## Work required
Using the listing below, copy every line that mentions "scam".

## Data items

########

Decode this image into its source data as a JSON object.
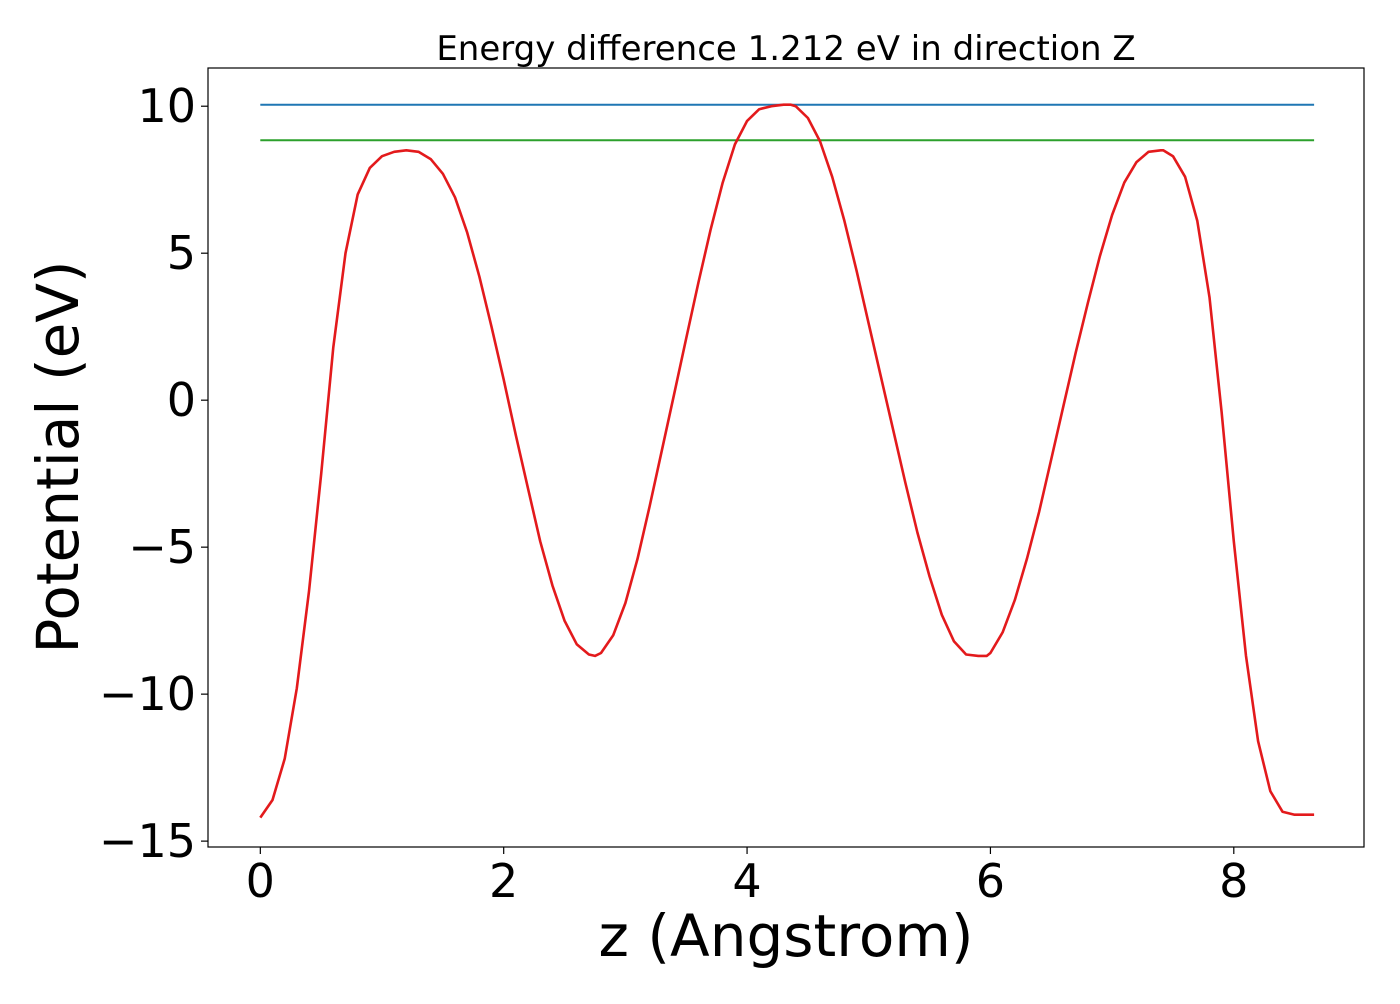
{
  "chart_data": {
    "type": "line",
    "title": "Energy difference 1.212 eV in direction Z",
    "xlabel": "z (Angstrom)",
    "ylabel": "Potential (eV)",
    "xlim": [
      -0.43,
      9.07
    ],
    "ylim": [
      -15.2,
      11.3
    ],
    "xticks": [
      0,
      2,
      4,
      6,
      8
    ],
    "yticks": [
      10,
      5,
      0,
      -5,
      -10,
      -15
    ],
    "ytick_labels": [
      "10",
      "5",
      "0",
      "−5",
      "−10",
      "−15"
    ],
    "grid": false,
    "series": [
      {
        "color": "#1f77b4",
        "x": [
          0.0,
          8.66
        ],
        "y": [
          10.05,
          10.05
        ]
      },
      {
        "color": "#2ca02c",
        "x": [
          0.0,
          8.66
        ],
        "y": [
          8.84,
          8.84
        ]
      },
      {
        "color": "#e31a1c",
        "x": [
          0.0,
          0.1,
          0.2,
          0.3,
          0.4,
          0.5,
          0.6,
          0.7,
          0.8,
          0.9,
          1.0,
          1.1,
          1.2,
          1.3,
          1.4,
          1.5,
          1.6,
          1.7,
          1.8,
          1.9,
          2.0,
          2.1,
          2.2,
          2.3,
          2.4,
          2.5,
          2.6,
          2.7,
          2.75,
          2.8,
          2.9,
          3.0,
          3.1,
          3.2,
          3.3,
          3.4,
          3.5,
          3.6,
          3.7,
          3.8,
          3.9,
          4.0,
          4.1,
          4.2,
          4.3,
          4.36,
          4.4,
          4.5,
          4.6,
          4.7,
          4.8,
          4.9,
          5.0,
          5.1,
          5.2,
          5.3,
          5.4,
          5.5,
          5.6,
          5.7,
          5.8,
          5.9,
          5.97,
          6.0,
          6.1,
          6.2,
          6.3,
          6.4,
          6.5,
          6.6,
          6.7,
          6.8,
          6.9,
          7.0,
          7.1,
          7.2,
          7.3,
          7.4,
          7.42,
          7.5,
          7.6,
          7.7,
          7.8,
          7.9,
          8.0,
          8.1,
          8.2,
          8.3,
          8.4,
          8.5,
          8.6,
          8.66
        ],
        "y": [
          -14.2,
          -13.6,
          -12.2,
          -9.8,
          -6.5,
          -2.5,
          1.8,
          5.0,
          7.0,
          7.9,
          8.3,
          8.45,
          8.5,
          8.45,
          8.2,
          7.7,
          6.9,
          5.7,
          4.2,
          2.5,
          0.7,
          -1.2,
          -3.0,
          -4.8,
          -6.3,
          -7.5,
          -8.3,
          -8.65,
          -8.7,
          -8.6,
          -8.0,
          -6.9,
          -5.4,
          -3.6,
          -1.7,
          0.2,
          2.1,
          4.0,
          5.8,
          7.4,
          8.7,
          9.5,
          9.9,
          10.0,
          10.05,
          10.05,
          10.0,
          9.6,
          8.8,
          7.6,
          6.1,
          4.4,
          2.6,
          0.8,
          -1.0,
          -2.8,
          -4.5,
          -6.0,
          -7.3,
          -8.2,
          -8.65,
          -8.7,
          -8.7,
          -8.6,
          -7.9,
          -6.8,
          -5.4,
          -3.8,
          -2.0,
          -0.2,
          1.6,
          3.3,
          4.9,
          6.3,
          7.4,
          8.1,
          8.45,
          8.5,
          8.5,
          8.3,
          7.6,
          6.1,
          3.5,
          -0.4,
          -4.8,
          -8.7,
          -11.6,
          -13.3,
          -14.0,
          -14.1,
          -14.1,
          -14.1
        ]
      }
    ]
  }
}
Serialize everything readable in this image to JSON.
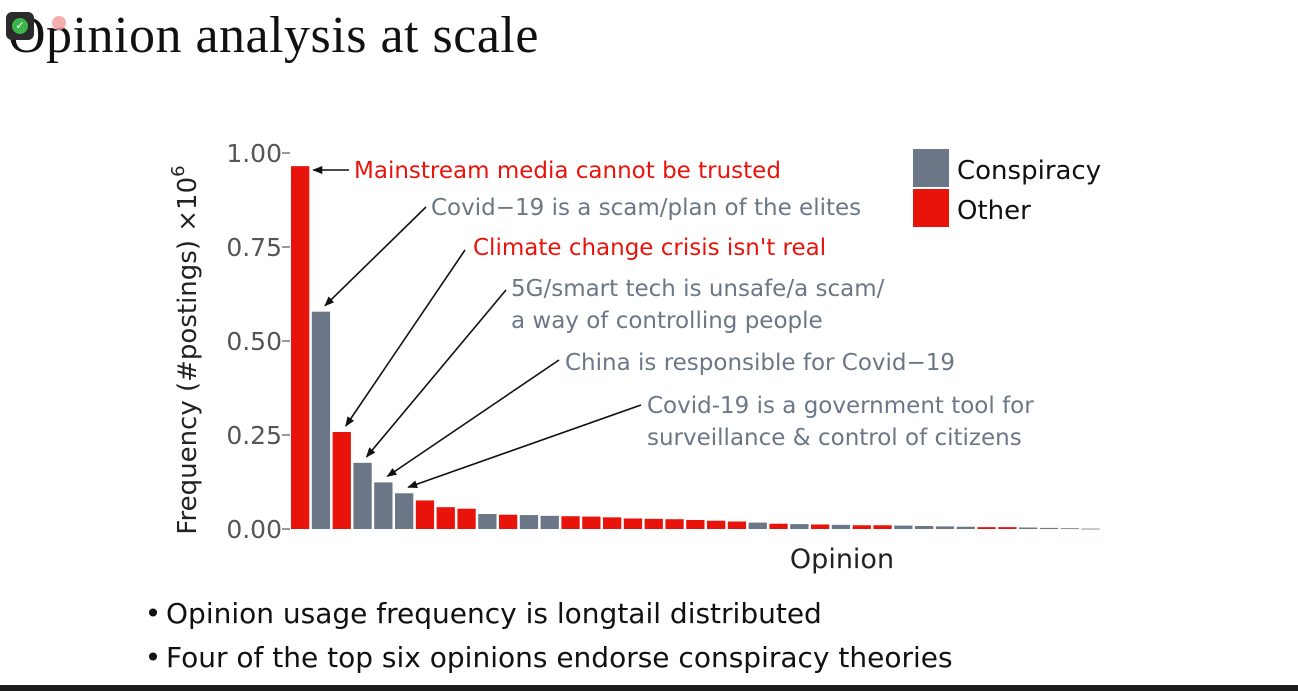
{
  "slide": {
    "title": "Opinion analysis at scale",
    "bullets": [
      "Opinion usage frequency is longtail distributed",
      "Four of the top six opinions endorse conspiracy theories"
    ]
  },
  "overlay": {
    "badge_icon": "shield-check-icon",
    "record_icon": "record-dot-icon"
  },
  "colors": {
    "conspiracy": "#6b7787",
    "other": "#e8140c",
    "axis_text": "#555555"
  },
  "chart_data": {
    "type": "bar",
    "xlabel": "Opinion",
    "ylabel_text": "Frequency (#postings) ×10",
    "ylabel_superscript": "6",
    "ylim": [
      0,
      1.0
    ],
    "yticks": [
      {
        "value": 0.0,
        "label": "0.00"
      },
      {
        "value": 0.25,
        "label": "0.25"
      },
      {
        "value": 0.5,
        "label": "0.50"
      },
      {
        "value": 0.75,
        "label": "0.75"
      },
      {
        "value": 1.0,
        "label": "1.00"
      }
    ],
    "legend": {
      "placement": "top-right",
      "items": [
        {
          "label": "Conspiracy",
          "category": "conspiracy"
        },
        {
          "label": "Other",
          "category": "other"
        }
      ]
    },
    "bars": [
      {
        "value": 0.965,
        "category": "other"
      },
      {
        "value": 0.578,
        "category": "conspiracy"
      },
      {
        "value": 0.258,
        "category": "other"
      },
      {
        "value": 0.176,
        "category": "conspiracy"
      },
      {
        "value": 0.124,
        "category": "conspiracy"
      },
      {
        "value": 0.095,
        "category": "conspiracy"
      },
      {
        "value": 0.076,
        "category": "other"
      },
      {
        "value": 0.058,
        "category": "other"
      },
      {
        "value": 0.054,
        "category": "other"
      },
      {
        "value": 0.04,
        "category": "conspiracy"
      },
      {
        "value": 0.038,
        "category": "other"
      },
      {
        "value": 0.037,
        "category": "conspiracy"
      },
      {
        "value": 0.035,
        "category": "conspiracy"
      },
      {
        "value": 0.034,
        "category": "other"
      },
      {
        "value": 0.033,
        "category": "other"
      },
      {
        "value": 0.031,
        "category": "other"
      },
      {
        "value": 0.028,
        "category": "other"
      },
      {
        "value": 0.027,
        "category": "other"
      },
      {
        "value": 0.026,
        "category": "other"
      },
      {
        "value": 0.024,
        "category": "other"
      },
      {
        "value": 0.022,
        "category": "other"
      },
      {
        "value": 0.02,
        "category": "other"
      },
      {
        "value": 0.017,
        "category": "conspiracy"
      },
      {
        "value": 0.014,
        "category": "other"
      },
      {
        "value": 0.013,
        "category": "conspiracy"
      },
      {
        "value": 0.012,
        "category": "other"
      },
      {
        "value": 0.011,
        "category": "conspiracy"
      },
      {
        "value": 0.01,
        "category": "other"
      },
      {
        "value": 0.01,
        "category": "other"
      },
      {
        "value": 0.009,
        "category": "conspiracy"
      },
      {
        "value": 0.008,
        "category": "conspiracy"
      },
      {
        "value": 0.007,
        "category": "conspiracy"
      },
      {
        "value": 0.006,
        "category": "conspiracy"
      },
      {
        "value": 0.005,
        "category": "other"
      },
      {
        "value": 0.005,
        "category": "other"
      },
      {
        "value": 0.004,
        "category": "conspiracy"
      },
      {
        "value": 0.003,
        "category": "conspiracy"
      },
      {
        "value": 0.002,
        "category": "conspiracy"
      },
      {
        "value": 0.001,
        "category": "conspiracy"
      }
    ],
    "annotations": [
      {
        "bar": 0,
        "category": "other",
        "lines": [
          "Mainstream media cannot be trusted"
        ]
      },
      {
        "bar": 1,
        "category": "conspiracy",
        "lines": [
          "Covid−19 is a scam/plan of the elites"
        ]
      },
      {
        "bar": 2,
        "category": "other",
        "lines": [
          "Climate change crisis isn't real"
        ]
      },
      {
        "bar": 3,
        "category": "conspiracy",
        "lines": [
          "5G/smart tech is unsafe/a scam/",
          "a way of controlling people"
        ]
      },
      {
        "bar": 4,
        "category": "conspiracy",
        "lines": [
          "China is responsible for Covid−19"
        ]
      },
      {
        "bar": 5,
        "category": "conspiracy",
        "lines": [
          "Covid-19 is a government tool for",
          "surveillance & control of citizens"
        ]
      }
    ]
  }
}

########

## Task solution
          "Covid−19 is a scam/plan of the elites"
          "5G/smart tech is unsafe/a scam/",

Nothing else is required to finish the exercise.